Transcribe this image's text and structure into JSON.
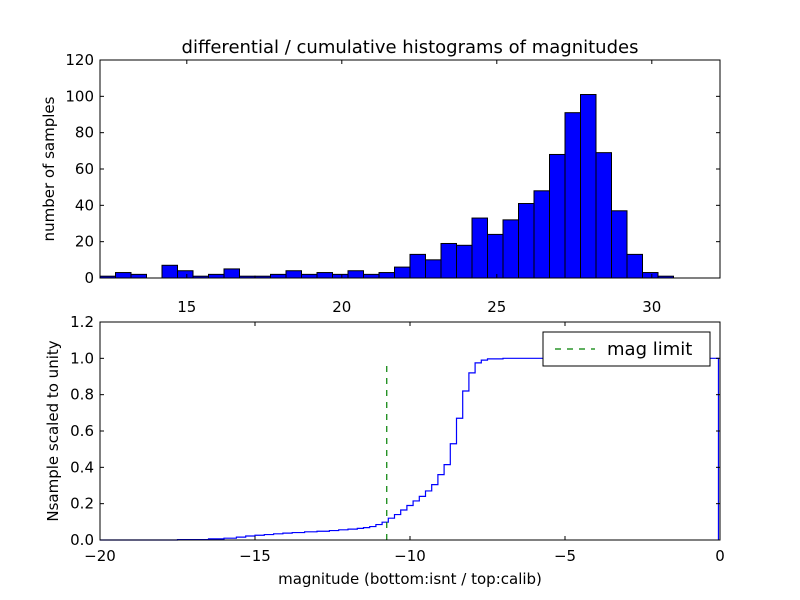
{
  "chart_data": [
    {
      "type": "bar",
      "title": "differential / cumulative histograms of magnitudes",
      "xlabel": "",
      "ylabel": "number of samples",
      "xlim": [
        12.2,
        32.2
      ],
      "ylim": [
        0,
        120
      ],
      "xticks": [
        15,
        20,
        25,
        30
      ],
      "yticks": [
        0,
        20,
        40,
        60,
        80,
        100,
        120
      ],
      "bar_color": "#0000ff",
      "bins": [
        {
          "x0": 12.2,
          "x1": 12.7,
          "count": 1
        },
        {
          "x0": 12.7,
          "x1": 13.2,
          "count": 3
        },
        {
          "x0": 13.2,
          "x1": 13.7,
          "count": 2
        },
        {
          "x0": 13.7,
          "x1": 14.2,
          "count": 0
        },
        {
          "x0": 14.2,
          "x1": 14.7,
          "count": 7
        },
        {
          "x0": 14.7,
          "x1": 15.2,
          "count": 4
        },
        {
          "x0": 15.2,
          "x1": 15.7,
          "count": 1
        },
        {
          "x0": 15.7,
          "x1": 16.2,
          "count": 2
        },
        {
          "x0": 16.2,
          "x1": 16.7,
          "count": 5
        },
        {
          "x0": 16.7,
          "x1": 17.2,
          "count": 1
        },
        {
          "x0": 17.2,
          "x1": 17.7,
          "count": 1
        },
        {
          "x0": 17.7,
          "x1": 18.2,
          "count": 2
        },
        {
          "x0": 18.2,
          "x1": 18.7,
          "count": 4
        },
        {
          "x0": 18.7,
          "x1": 19.2,
          "count": 2
        },
        {
          "x0": 19.2,
          "x1": 19.7,
          "count": 3
        },
        {
          "x0": 19.7,
          "x1": 20.2,
          "count": 2
        },
        {
          "x0": 20.2,
          "x1": 20.7,
          "count": 4
        },
        {
          "x0": 20.7,
          "x1": 21.2,
          "count": 2
        },
        {
          "x0": 21.2,
          "x1": 21.7,
          "count": 3
        },
        {
          "x0": 21.7,
          "x1": 22.2,
          "count": 6
        },
        {
          "x0": 22.2,
          "x1": 22.7,
          "count": 13
        },
        {
          "x0": 22.7,
          "x1": 23.2,
          "count": 10
        },
        {
          "x0": 23.2,
          "x1": 23.7,
          "count": 19
        },
        {
          "x0": 23.7,
          "x1": 24.2,
          "count": 18
        },
        {
          "x0": 24.2,
          "x1": 24.7,
          "count": 33
        },
        {
          "x0": 24.7,
          "x1": 25.2,
          "count": 24
        },
        {
          "x0": 25.2,
          "x1": 25.7,
          "count": 32
        },
        {
          "x0": 25.7,
          "x1": 26.2,
          "count": 41
        },
        {
          "x0": 26.2,
          "x1": 26.7,
          "count": 48
        },
        {
          "x0": 26.7,
          "x1": 27.2,
          "count": 68
        },
        {
          "x0": 27.2,
          "x1": 27.7,
          "count": 91
        },
        {
          "x0": 27.7,
          "x1": 28.2,
          "count": 101
        },
        {
          "x0": 28.2,
          "x1": 28.7,
          "count": 69
        },
        {
          "x0": 28.7,
          "x1": 29.2,
          "count": 37
        },
        {
          "x0": 29.2,
          "x1": 29.7,
          "count": 13
        },
        {
          "x0": 29.7,
          "x1": 30.2,
          "count": 3
        },
        {
          "x0": 30.2,
          "x1": 30.7,
          "count": 1
        }
      ]
    },
    {
      "type": "line",
      "title": "",
      "xlabel": "magnitude (bottom:isnt / top:calib)",
      "ylabel": "Nsample scaled to unity",
      "xlim": [
        -20,
        0
      ],
      "ylim": [
        0.0,
        1.2
      ],
      "xticks": [
        -20,
        -15,
        -10,
        -5,
        0
      ],
      "xtick_labels": [
        "−20",
        "−15",
        "−10",
        "−5",
        "0"
      ],
      "yticks": [
        0.0,
        0.2,
        0.4,
        0.6,
        0.8,
        1.0,
        1.2
      ],
      "ytick_labels": [
        "0.0",
        "0.2",
        "0.4",
        "0.6",
        "0.8",
        "1.0",
        "1.2"
      ],
      "legend_position": "upper-right",
      "series": [
        {
          "kind": "step",
          "color": "#0000ff",
          "points": [
            [
              -20.0,
              0.0
            ],
            [
              -17.5,
              0.002
            ],
            [
              -16.5,
              0.006
            ],
            [
              -16.0,
              0.01
            ],
            [
              -15.6,
              0.016
            ],
            [
              -15.3,
              0.022
            ],
            [
              -15.0,
              0.026
            ],
            [
              -14.7,
              0.03
            ],
            [
              -14.4,
              0.034
            ],
            [
              -14.1,
              0.038
            ],
            [
              -13.8,
              0.041
            ],
            [
              -13.4,
              0.045
            ],
            [
              -13.0,
              0.048
            ],
            [
              -12.6,
              0.052
            ],
            [
              -12.3,
              0.056
            ],
            [
              -12.0,
              0.06
            ],
            [
              -11.7,
              0.064
            ],
            [
              -11.5,
              0.068
            ],
            [
              -11.3,
              0.074
            ],
            [
              -11.1,
              0.085
            ],
            [
              -10.9,
              0.098
            ],
            [
              -10.7,
              0.12
            ],
            [
              -10.5,
              0.14
            ],
            [
              -10.3,
              0.165
            ],
            [
              -10.1,
              0.19
            ],
            [
              -9.9,
              0.215
            ],
            [
              -9.7,
              0.24
            ],
            [
              -9.5,
              0.27
            ],
            [
              -9.3,
              0.305
            ],
            [
              -9.1,
              0.36
            ],
            [
              -8.9,
              0.415
            ],
            [
              -8.7,
              0.53
            ],
            [
              -8.5,
              0.67
            ],
            [
              -8.3,
              0.82
            ],
            [
              -8.1,
              0.92
            ],
            [
              -7.9,
              0.975
            ],
            [
              -7.7,
              0.99
            ],
            [
              -7.5,
              0.997
            ],
            [
              -7.0,
              1.0
            ],
            [
              -0.05,
              1.0
            ],
            [
              -0.05,
              0.0
            ]
          ]
        },
        {
          "name": "mag limit",
          "kind": "vertical-dashed",
          "color": "#008000",
          "x": -10.75,
          "y_range": [
            0.0,
            0.97
          ]
        }
      ]
    }
  ]
}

________________________

WHAT NEEDS TO BE DONE —
Take the listing and print it again exactly, but without any pictures.

OUTPUT —
Transcribe this image's text and structure into JSON.
{
  "chart_data": [
    {
      "type": "bar",
      "title": "differential / cumulative histograms of magnitudes",
      "xlabel": "",
      "ylabel": "number of samples",
      "xlim": [
        12.2,
        32.2
      ],
      "ylim": [
        0,
        120
      ],
      "xticks": [
        15,
        20,
        25,
        30
      ],
      "yticks": [
        0,
        20,
        40,
        60,
        80,
        100,
        120
      ],
      "bar_color": "#0000ff",
      "bins": [
        {
          "x0": 12.2,
          "x1": 12.7,
          "count": 1
        },
        {
          "x0": 12.7,
          "x1": 13.2,
          "count": 3
        },
        {
          "x0": 13.2,
          "x1": 13.7,
          "count": 2
        },
        {
          "x0": 13.7,
          "x1": 14.2,
          "count": 0
        },
        {
          "x0": 14.2,
          "x1": 14.7,
          "count": 7
        },
        {
          "x0": 14.7,
          "x1": 15.2,
          "count": 4
        },
        {
          "x0": 15.2,
          "x1": 15.7,
          "count": 1
        },
        {
          "x0": 15.7,
          "x1": 16.2,
          "count": 2
        },
        {
          "x0": 16.2,
          "x1": 16.7,
          "count": 5
        },
        {
          "x0": 16.7,
          "x1": 17.2,
          "count": 1
        },
        {
          "x0": 17.2,
          "x1": 17.7,
          "count": 1
        },
        {
          "x0": 17.7,
          "x1": 18.2,
          "count": 2
        },
        {
          "x0": 18.2,
          "x1": 18.7,
          "count": 4
        },
        {
          "x0": 18.7,
          "x1": 19.2,
          "count": 2
        },
        {
          "x0": 19.2,
          "x1": 19.7,
          "count": 3
        },
        {
          "x0": 19.7,
          "x1": 20.2,
          "count": 2
        },
        {
          "x0": 20.2,
          "x1": 20.7,
          "count": 4
        },
        {
          "x0": 20.7,
          "x1": 21.2,
          "count": 2
        },
        {
          "x0": 21.2,
          "x1": 21.7,
          "count": 3
        },
        {
          "x0": 21.7,
          "x1": 22.2,
          "count": 6
        },
        {
          "x0": 22.2,
          "x1": 22.7,
          "count": 13
        },
        {
          "x0": 22.7,
          "x1": 23.2,
          "count": 10
        },
        {
          "x0": 23.2,
          "x1": 23.7,
          "count": 19
        },
        {
          "x0": 23.7,
          "x1": 24.2,
          "count": 18
        },
        {
          "x0": 24.2,
          "x1": 24.7,
          "count": 33
        },
        {
          "x0": 24.7,
          "x1": 25.2,
          "count": 24
        },
        {
          "x0": 25.2,
          "x1": 25.7,
          "count": 32
        },
        {
          "x0": 25.7,
          "x1": 26.2,
          "count": 41
        },
        {
          "x0": 26.2,
          "x1": 26.7,
          "count": 48
        },
        {
          "x0": 26.7,
          "x1": 27.2,
          "count": 68
        },
        {
          "x0": 27.2,
          "x1": 27.7,
          "count": 91
        },
        {
          "x0": 27.7,
          "x1": 28.2,
          "count": 101
        },
        {
          "x0": 28.2,
          "x1": 28.7,
          "count": 69
        },
        {
          "x0": 28.7,
          "x1": 29.2,
          "count": 37
        },
        {
          "x0": 29.2,
          "x1": 29.7,
          "count": 13
        },
        {
          "x0": 29.7,
          "x1": 30.2,
          "count": 3
        },
        {
          "x0": 30.2,
          "x1": 30.7,
          "count": 1
        }
      ]
    },
    {
      "type": "line",
      "title": "",
      "xlabel": "magnitude (bottom:isnt / top:calib)",
      "ylabel": "Nsample scaled to unity",
      "xlim": [
        -20,
        0
      ],
      "ylim": [
        0.0,
        1.2
      ],
      "xticks": [
        -20,
        -15,
        -10,
        -5,
        0
      ],
      "xtick_labels": [
        "−20",
        "−15",
        "−10",
        "−5",
        "0"
      ],
      "yticks": [
        0.0,
        0.2,
        0.4,
        0.6,
        0.8,
        1.0,
        1.2
      ],
      "ytick_labels": [
        "0.0",
        "0.2",
        "0.4",
        "0.6",
        "0.8",
        "1.0",
        "1.2"
      ],
      "legend_position": "upper-right",
      "series": [
        {
          "kind": "step",
          "color": "#0000ff",
          "points": [
            [
              -20.0,
              0.0
            ],
            [
              -17.5,
              0.002
            ],
            [
              -16.5,
              0.006
            ],
            [
              -16.0,
              0.01
            ],
            [
              -15.6,
              0.016
            ],
            [
              -15.3,
              0.022
            ],
            [
              -15.0,
              0.026
            ],
            [
              -14.7,
              0.03
            ],
            [
              -14.4,
              0.034
            ],
            [
              -14.1,
              0.038
            ],
            [
              -13.8,
              0.041
            ],
            [
              -13.4,
              0.045
            ],
            [
              -13.0,
              0.048
            ],
            [
              -12.6,
              0.052
            ],
            [
              -12.3,
              0.056
            ],
            [
              -12.0,
              0.06
            ],
            [
              -11.7,
              0.064
            ],
            [
              -11.5,
              0.068
            ],
            [
              -11.3,
              0.074
            ],
            [
              -11.1,
              0.085
            ],
            [
              -10.9,
              0.098
            ],
            [
              -10.7,
              0.12
            ],
            [
              -10.5,
              0.14
            ],
            [
              -10.3,
              0.165
            ],
            [
              -10.1,
              0.19
            ],
            [
              -9.9,
              0.215
            ],
            [
              -9.7,
              0.24
            ],
            [
              -9.5,
              0.27
            ],
            [
              -9.3,
              0.305
            ],
            [
              -9.1,
              0.36
            ],
            [
              -8.9,
              0.415
            ],
            [
              -8.7,
              0.53
            ],
            [
              -8.5,
              0.67
            ],
            [
              -8.3,
              0.82
            ],
            [
              -8.1,
              0.92
            ],
            [
              -7.9,
              0.975
            ],
            [
              -7.7,
              0.99
            ],
            [
              -7.5,
              0.997
            ],
            [
              -7.0,
              1.0
            ],
            [
              -0.05,
              1.0
            ],
            [
              -0.05,
              0.0
            ]
          ]
        },
        {
          "name": "mag limit",
          "kind": "vertical-dashed",
          "color": "#008000",
          "x": -10.75,
          "y_range": [
            0.0,
            0.97
          ]
        }
      ]
    }
  ]
}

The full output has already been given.